Stored records:
'''

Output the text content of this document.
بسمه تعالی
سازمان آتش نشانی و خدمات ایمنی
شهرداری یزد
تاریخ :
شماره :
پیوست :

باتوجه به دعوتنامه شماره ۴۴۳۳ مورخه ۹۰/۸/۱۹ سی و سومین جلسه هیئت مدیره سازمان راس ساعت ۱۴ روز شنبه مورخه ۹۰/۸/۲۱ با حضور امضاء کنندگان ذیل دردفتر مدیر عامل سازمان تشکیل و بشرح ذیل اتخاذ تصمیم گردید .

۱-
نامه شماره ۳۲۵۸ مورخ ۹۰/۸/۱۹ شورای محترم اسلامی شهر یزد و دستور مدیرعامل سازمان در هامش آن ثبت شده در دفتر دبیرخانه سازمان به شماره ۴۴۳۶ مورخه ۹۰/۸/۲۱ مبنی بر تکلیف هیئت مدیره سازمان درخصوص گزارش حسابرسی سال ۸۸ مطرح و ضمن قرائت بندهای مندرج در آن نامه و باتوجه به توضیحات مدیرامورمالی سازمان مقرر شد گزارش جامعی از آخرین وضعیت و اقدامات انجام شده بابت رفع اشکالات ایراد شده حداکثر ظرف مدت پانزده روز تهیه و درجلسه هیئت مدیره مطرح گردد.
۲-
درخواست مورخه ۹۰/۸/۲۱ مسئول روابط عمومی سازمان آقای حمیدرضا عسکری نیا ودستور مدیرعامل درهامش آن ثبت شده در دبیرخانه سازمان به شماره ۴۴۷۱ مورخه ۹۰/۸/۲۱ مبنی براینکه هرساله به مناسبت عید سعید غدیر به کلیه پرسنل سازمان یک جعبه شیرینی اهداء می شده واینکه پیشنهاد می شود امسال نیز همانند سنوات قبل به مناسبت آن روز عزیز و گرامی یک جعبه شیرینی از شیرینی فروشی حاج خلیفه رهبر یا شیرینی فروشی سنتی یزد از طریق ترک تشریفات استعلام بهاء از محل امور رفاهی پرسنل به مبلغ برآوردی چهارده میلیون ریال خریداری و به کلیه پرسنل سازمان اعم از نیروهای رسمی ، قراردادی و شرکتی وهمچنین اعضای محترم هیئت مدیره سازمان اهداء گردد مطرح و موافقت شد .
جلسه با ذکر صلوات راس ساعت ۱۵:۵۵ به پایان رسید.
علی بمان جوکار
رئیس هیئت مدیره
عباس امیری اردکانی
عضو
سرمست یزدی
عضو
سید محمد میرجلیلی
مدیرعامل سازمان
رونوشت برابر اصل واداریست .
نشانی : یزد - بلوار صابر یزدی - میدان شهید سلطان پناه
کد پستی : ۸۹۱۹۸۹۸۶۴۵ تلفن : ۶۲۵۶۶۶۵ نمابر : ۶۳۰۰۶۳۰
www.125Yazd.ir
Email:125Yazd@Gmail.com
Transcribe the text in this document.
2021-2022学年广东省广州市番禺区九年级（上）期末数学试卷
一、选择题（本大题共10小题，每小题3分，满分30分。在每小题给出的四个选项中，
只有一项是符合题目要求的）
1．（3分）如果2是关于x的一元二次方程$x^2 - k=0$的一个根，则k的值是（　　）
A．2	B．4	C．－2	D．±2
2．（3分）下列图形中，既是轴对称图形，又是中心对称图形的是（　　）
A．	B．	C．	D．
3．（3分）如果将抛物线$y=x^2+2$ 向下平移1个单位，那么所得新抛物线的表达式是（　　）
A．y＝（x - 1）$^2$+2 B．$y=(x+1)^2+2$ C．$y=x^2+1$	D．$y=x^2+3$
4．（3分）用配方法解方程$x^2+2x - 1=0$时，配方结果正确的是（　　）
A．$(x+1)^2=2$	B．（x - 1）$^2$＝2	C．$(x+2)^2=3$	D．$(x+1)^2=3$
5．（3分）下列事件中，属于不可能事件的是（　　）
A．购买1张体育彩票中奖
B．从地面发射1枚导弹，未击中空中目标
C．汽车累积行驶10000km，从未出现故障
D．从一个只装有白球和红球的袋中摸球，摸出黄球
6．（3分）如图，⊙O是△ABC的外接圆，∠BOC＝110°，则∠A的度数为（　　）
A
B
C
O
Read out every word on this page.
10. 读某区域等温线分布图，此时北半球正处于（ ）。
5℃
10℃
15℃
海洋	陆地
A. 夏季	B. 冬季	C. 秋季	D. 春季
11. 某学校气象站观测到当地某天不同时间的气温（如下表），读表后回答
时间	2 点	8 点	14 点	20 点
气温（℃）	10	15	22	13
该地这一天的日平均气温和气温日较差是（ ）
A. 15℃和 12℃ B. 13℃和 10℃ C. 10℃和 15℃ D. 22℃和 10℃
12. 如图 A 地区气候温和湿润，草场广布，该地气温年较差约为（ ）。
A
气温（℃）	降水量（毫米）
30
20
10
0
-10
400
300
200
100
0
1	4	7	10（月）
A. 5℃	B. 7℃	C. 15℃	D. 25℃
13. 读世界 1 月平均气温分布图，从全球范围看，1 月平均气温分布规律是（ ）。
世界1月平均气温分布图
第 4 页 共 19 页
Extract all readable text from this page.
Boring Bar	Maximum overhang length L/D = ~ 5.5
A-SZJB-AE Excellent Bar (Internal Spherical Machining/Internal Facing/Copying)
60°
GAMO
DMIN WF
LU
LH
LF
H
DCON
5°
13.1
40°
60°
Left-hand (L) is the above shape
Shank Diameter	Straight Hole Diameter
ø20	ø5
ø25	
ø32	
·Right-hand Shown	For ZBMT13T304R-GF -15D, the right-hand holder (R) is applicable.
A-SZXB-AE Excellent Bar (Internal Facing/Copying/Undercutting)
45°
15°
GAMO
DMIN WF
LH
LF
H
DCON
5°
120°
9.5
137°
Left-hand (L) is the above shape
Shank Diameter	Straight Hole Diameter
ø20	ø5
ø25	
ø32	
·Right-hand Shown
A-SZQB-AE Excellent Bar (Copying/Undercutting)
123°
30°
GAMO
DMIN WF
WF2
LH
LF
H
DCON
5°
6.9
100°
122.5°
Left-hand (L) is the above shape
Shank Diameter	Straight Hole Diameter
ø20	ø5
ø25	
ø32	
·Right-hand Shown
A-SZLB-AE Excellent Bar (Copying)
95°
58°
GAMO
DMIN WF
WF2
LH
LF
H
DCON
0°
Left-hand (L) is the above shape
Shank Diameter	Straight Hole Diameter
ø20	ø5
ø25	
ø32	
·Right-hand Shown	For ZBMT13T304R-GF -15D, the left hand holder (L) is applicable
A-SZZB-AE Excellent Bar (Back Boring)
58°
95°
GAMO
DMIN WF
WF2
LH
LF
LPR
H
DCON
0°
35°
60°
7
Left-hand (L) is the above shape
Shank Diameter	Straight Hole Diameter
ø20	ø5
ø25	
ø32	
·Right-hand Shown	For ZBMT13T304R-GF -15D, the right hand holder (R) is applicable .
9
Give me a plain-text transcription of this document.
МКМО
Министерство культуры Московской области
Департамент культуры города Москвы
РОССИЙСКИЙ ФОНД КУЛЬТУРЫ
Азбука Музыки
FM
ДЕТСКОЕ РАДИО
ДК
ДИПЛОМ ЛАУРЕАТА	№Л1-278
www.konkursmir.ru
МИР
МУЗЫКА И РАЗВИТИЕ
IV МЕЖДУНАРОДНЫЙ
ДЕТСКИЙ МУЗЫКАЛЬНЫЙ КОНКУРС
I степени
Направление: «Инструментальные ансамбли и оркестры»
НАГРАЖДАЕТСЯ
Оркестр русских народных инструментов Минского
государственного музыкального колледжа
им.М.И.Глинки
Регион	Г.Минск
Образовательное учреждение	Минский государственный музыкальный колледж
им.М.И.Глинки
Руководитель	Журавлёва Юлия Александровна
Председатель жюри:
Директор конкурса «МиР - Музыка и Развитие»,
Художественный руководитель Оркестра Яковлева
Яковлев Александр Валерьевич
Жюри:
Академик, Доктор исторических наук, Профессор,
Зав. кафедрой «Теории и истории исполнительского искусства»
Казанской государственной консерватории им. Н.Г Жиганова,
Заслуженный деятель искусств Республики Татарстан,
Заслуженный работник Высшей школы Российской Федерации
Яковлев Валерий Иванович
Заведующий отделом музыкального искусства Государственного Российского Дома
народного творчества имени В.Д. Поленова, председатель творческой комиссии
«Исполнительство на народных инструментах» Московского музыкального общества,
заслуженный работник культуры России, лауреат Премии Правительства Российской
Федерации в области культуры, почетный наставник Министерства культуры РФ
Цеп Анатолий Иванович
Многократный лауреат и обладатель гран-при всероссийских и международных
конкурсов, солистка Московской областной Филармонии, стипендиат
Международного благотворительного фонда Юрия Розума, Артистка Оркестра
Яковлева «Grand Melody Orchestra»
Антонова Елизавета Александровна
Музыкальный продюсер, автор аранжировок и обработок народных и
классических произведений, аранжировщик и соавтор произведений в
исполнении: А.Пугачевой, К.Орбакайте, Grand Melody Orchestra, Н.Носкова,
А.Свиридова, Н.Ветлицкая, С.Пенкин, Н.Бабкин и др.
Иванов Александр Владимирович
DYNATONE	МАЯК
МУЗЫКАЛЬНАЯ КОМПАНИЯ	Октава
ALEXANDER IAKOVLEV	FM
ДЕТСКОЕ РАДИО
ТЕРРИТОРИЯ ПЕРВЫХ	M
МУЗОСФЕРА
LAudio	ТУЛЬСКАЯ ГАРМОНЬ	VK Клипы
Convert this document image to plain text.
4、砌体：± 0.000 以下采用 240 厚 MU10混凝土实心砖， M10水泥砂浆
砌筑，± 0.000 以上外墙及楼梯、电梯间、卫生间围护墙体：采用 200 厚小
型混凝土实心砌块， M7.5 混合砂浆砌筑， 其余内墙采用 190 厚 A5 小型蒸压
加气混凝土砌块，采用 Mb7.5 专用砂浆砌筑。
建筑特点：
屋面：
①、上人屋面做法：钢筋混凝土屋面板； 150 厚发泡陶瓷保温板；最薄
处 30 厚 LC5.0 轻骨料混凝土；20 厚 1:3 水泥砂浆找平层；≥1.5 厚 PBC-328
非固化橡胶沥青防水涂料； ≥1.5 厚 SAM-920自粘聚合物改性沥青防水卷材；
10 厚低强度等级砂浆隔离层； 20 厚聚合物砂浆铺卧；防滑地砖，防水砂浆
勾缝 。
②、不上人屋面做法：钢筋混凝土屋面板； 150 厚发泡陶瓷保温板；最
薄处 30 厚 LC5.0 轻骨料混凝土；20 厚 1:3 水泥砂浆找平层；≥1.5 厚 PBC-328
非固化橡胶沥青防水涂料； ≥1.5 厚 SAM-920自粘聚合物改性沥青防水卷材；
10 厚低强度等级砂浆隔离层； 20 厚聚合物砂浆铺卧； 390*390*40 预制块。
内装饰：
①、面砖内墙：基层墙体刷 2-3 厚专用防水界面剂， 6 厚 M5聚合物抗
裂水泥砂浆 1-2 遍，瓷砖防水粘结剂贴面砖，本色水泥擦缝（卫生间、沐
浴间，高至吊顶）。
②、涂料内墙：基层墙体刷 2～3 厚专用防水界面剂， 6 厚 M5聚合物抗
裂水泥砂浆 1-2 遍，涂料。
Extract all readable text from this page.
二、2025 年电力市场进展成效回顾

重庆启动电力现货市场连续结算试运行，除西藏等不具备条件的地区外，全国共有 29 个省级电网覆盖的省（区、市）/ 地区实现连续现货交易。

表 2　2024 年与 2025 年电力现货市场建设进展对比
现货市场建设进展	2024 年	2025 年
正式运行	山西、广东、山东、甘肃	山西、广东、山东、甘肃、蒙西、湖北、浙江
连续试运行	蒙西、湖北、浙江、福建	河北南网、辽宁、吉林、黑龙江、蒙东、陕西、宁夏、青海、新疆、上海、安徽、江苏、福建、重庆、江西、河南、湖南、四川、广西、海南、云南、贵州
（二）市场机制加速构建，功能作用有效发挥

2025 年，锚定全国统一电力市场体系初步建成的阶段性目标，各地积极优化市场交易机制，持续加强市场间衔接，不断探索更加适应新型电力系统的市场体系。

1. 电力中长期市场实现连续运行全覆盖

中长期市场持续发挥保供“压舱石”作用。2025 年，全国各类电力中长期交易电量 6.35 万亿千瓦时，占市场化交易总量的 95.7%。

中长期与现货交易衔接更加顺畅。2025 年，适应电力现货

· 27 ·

'''

[Prompt] Search the data for the string "Яковлева" and copy each line where it appears.

[Output]
Художественный руководитель Оркестра Яковлева
Яковлева «Grand Melody Orchestra»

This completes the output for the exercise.